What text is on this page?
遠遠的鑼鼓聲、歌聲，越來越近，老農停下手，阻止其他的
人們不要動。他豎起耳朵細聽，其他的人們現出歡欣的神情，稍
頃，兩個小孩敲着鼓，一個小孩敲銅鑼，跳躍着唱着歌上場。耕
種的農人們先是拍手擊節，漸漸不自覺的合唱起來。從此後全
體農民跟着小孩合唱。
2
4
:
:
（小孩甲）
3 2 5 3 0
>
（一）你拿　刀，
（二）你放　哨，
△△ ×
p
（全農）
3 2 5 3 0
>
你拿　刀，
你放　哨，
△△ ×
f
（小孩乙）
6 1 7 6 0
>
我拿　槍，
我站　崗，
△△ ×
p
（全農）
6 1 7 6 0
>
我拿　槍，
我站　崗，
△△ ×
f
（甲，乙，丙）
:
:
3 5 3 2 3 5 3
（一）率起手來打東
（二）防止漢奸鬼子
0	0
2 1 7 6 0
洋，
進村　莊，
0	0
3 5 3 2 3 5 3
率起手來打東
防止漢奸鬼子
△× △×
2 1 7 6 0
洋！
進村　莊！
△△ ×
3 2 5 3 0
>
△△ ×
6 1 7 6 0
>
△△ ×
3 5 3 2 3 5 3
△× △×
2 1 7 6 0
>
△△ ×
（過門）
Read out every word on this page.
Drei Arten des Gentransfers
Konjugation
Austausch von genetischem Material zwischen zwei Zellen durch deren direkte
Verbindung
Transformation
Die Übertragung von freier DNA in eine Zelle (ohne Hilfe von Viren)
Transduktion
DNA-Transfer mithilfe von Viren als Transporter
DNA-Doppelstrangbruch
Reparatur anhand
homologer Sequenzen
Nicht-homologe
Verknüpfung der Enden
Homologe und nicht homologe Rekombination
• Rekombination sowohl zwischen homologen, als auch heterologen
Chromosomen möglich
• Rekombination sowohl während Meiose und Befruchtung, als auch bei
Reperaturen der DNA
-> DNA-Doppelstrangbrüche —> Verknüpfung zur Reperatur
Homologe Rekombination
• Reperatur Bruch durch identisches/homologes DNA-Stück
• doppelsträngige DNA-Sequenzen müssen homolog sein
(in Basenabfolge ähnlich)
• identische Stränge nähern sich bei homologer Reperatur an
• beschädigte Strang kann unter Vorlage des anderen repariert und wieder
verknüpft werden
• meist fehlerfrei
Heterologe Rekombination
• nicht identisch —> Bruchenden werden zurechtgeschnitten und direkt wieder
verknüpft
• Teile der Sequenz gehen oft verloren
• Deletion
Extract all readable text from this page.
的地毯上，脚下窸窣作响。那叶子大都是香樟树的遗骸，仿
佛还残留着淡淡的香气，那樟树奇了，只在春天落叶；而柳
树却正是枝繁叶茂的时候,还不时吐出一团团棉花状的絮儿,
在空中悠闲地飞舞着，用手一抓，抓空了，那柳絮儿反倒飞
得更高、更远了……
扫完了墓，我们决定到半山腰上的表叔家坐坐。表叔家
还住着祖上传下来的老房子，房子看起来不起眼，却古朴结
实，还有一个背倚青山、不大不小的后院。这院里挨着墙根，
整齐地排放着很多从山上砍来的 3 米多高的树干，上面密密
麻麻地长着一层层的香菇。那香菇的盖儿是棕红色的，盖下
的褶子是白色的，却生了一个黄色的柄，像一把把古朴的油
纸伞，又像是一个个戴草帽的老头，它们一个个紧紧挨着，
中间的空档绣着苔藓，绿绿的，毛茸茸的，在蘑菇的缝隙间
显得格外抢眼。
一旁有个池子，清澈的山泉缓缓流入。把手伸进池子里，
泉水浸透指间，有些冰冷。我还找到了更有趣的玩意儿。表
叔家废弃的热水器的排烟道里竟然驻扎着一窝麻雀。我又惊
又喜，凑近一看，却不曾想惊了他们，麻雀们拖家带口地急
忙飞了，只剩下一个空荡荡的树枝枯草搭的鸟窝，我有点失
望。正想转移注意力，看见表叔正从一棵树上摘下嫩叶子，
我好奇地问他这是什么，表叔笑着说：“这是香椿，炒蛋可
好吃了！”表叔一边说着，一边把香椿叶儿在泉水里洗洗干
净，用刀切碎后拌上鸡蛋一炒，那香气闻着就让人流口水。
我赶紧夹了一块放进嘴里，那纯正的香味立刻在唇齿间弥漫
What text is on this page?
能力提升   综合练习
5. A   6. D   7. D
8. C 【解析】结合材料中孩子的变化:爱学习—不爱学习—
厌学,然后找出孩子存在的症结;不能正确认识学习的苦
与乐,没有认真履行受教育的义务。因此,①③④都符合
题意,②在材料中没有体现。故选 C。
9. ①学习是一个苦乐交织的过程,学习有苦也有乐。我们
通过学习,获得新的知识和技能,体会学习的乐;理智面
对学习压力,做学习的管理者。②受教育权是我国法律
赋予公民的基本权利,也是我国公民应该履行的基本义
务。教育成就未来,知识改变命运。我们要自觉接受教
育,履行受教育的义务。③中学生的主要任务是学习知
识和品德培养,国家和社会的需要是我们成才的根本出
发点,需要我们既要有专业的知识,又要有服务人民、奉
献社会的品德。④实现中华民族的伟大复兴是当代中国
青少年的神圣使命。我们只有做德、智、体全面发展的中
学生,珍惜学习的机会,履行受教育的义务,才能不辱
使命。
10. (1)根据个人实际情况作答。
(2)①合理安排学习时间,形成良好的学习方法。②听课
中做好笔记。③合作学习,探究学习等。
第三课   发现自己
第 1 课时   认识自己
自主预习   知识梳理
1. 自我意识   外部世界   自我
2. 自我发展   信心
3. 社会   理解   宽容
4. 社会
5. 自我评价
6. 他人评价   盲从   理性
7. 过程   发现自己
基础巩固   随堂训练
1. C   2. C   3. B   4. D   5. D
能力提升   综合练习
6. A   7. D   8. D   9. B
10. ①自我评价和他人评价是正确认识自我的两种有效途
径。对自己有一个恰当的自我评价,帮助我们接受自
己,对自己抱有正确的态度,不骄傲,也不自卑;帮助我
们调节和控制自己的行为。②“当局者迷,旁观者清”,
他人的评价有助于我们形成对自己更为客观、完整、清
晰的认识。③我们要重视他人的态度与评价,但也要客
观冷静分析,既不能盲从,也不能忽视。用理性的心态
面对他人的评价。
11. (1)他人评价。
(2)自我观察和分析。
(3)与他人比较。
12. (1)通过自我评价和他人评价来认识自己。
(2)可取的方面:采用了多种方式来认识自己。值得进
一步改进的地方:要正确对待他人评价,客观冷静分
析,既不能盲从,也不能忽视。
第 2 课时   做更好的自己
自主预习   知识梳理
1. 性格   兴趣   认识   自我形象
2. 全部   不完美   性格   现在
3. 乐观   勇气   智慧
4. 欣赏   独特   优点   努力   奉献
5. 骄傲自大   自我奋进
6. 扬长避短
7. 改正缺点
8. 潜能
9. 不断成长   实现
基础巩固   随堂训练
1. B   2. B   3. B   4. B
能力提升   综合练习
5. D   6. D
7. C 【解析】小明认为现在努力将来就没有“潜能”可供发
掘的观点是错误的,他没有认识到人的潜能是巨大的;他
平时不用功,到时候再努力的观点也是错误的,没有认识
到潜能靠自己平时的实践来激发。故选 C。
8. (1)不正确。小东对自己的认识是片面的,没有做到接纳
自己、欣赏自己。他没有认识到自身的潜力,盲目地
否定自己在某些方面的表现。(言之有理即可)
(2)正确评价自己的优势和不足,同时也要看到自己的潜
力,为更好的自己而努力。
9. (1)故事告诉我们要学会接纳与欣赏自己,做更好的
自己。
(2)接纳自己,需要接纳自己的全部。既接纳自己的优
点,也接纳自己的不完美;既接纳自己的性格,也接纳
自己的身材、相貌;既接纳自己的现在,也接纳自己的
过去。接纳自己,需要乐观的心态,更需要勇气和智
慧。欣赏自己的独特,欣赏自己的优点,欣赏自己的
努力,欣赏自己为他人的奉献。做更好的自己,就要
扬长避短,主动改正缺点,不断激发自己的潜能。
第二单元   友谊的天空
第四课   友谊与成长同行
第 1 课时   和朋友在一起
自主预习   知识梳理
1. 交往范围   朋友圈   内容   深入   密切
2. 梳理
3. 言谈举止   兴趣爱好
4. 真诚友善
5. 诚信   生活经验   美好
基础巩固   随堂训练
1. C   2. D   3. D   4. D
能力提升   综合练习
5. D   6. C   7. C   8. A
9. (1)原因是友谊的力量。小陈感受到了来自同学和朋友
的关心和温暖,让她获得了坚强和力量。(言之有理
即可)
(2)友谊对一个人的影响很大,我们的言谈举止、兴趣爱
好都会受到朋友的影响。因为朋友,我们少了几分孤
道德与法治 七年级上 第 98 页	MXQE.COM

------------------------------------

### TASK TO CARRY OUT
Where a line contains the string "做更好的自己", extract that line.

### FINAL RESULT
第 2 课时   做更好的自己
努力,欣赏自己为他人的奉献。做更好的自己,就要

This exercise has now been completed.